* _DIRECTIVE_: Transcribe the records that follow, preserving every word.
┄┄┄┄┄┄┄┄┄┄
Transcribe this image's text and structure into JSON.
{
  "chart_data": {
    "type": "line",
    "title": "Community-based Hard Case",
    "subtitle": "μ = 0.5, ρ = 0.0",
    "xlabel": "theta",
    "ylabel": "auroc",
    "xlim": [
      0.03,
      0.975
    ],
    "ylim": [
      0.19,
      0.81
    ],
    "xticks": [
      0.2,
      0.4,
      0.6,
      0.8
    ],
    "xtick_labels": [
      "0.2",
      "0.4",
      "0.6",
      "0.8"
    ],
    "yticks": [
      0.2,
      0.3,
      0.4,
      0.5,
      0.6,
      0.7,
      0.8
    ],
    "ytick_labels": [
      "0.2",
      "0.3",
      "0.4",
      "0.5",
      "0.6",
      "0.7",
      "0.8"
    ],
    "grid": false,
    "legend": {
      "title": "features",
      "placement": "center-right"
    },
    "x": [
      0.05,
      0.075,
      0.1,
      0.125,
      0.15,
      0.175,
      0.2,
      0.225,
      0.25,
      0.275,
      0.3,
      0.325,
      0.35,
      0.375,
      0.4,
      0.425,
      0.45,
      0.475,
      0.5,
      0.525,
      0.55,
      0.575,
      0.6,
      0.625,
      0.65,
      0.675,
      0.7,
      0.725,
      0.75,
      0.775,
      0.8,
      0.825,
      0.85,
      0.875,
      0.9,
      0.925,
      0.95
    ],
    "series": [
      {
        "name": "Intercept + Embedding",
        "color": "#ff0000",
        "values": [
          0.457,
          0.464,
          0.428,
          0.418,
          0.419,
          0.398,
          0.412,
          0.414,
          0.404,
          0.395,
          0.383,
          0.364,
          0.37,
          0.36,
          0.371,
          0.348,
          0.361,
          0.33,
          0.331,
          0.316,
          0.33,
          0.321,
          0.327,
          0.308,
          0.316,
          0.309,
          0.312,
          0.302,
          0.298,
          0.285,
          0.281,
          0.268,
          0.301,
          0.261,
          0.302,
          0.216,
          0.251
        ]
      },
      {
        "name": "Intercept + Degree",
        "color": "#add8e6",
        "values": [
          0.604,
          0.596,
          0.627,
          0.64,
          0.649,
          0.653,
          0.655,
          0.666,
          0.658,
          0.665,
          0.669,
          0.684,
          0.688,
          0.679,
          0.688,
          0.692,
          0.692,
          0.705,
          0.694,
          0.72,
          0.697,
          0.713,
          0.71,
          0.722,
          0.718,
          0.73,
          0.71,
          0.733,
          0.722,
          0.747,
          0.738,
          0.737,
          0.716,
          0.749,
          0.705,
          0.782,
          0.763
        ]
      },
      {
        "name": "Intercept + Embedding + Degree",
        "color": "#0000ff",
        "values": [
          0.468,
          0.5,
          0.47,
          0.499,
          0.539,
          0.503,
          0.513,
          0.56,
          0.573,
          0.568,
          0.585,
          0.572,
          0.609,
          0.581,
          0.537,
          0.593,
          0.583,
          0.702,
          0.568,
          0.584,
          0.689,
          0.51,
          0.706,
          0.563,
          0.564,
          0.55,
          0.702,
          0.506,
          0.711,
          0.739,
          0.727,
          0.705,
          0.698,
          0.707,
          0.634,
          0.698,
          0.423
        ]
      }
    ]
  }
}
┄┄┄┄┄┄┄┄┄┄
* _ANSWER TO THE EXERCISE_:
Transcribe this image's text and structure into JSON.
{
  "chart_data": {
    "type": "line",
    "title": "Community-based Hard Case",
    "subtitle": "μ = 0.5, ρ = 0.0",
    "xlabel": "theta",
    "ylabel": "auroc",
    "xlim": [
      0.03,
      0.975
    ],
    "ylim": [
      0.19,
      0.81
    ],
    "xticks": [
      0.2,
      0.4,
      0.6,
      0.8
    ],
    "xtick_labels": [
      "0.2",
      "0.4",
      "0.6",
      "0.8"
    ],
    "yticks": [
      0.2,
      0.3,
      0.4,
      0.5,
      0.6,
      0.7,
      0.8
    ],
    "ytick_labels": [
      "0.2",
      "0.3",
      "0.4",
      "0.5",
      "0.6",
      "0.7",
      "0.8"
    ],
    "grid": false,
    "legend": {
      "title": "features",
      "placement": "center-right"
    },
    "x": [
      0.05,
      0.075,
      0.1,
      0.125,
      0.15,
      0.175,
      0.2,
      0.225,
      0.25,
      0.275,
      0.3,
      0.325,
      0.35,
      0.375,
      0.4,
      0.425,
      0.45,
      0.475,
      0.5,
      0.525,
      0.55,
      0.575,
      0.6,
      0.625,
      0.65,
      0.675,
      0.7,
      0.725,
      0.75,
      0.775,
      0.8,
      0.825,
      0.85,
      0.875,
      0.9,
      0.925,
      0.95
    ],
    "series": [
      {
        "name": "Intercept + Embedding",
        "color": "#ff0000",
        "values": [
          0.457,
          0.464,
          0.428,
          0.418,
          0.419,
          0.398,
          0.412,
          0.414,
          0.404,
          0.395,
          0.383,
          0.364,
          0.37,
          0.36,
          0.371,
          0.348,
          0.361,
          0.33,
          0.331,
          0.316,
          0.33,
          0.321,
          0.327,
          0.308,
          0.316,
          0.309,
          0.312,
          0.302,
          0.298,
          0.285,
          0.281,
          0.268,
          0.301,
          0.261,
          0.302,
          0.216,
          0.251
        ]
      },
      {
        "name": "Intercept + Degree",
        "color": "#add8e6",
        "values": [
          0.604,
          0.596,
          0.627,
          0.64,
          0.649,
          0.653,
          0.655,
          0.666,
          0.658,
          0.665,
          0.669,
          0.684,
          0.688,
          0.679,
          0.688,
          0.692,
          0.692,
          0.705,
          0.694,
          0.72,
          0.697,
          0.713,
          0.71,
          0.722,
          0.718,
          0.73,
          0.71,
          0.733,
          0.722,
          0.747,
          0.738,
          0.737,
          0.716,
          0.749,
          0.705,
          0.782,
          0.763
        ]
      },
      {
        "name": "Intercept + Embedding + Degree",
        "color": "#0000ff",
        "values": [
          0.468,
          0.5,
          0.47,
          0.499,
          0.539,
          0.503,
          0.513,
          0.56,
          0.573,
          0.568,
          0.585,
          0.572,
          0.609,
          0.581,
          0.537,
          0.593,
          0.583,
          0.702,
          0.568,
          0.584,
          0.689,
          0.51,
          0.706,
          0.563,
          0.564,
          0.55,
          0.702,
          0.506,
          0.711,
          0.739,
          0.727,
          0.705,
          0.698,
          0.707,
          0.634,
          0.698,
          0.423
        ]
      }
    ]
  }
}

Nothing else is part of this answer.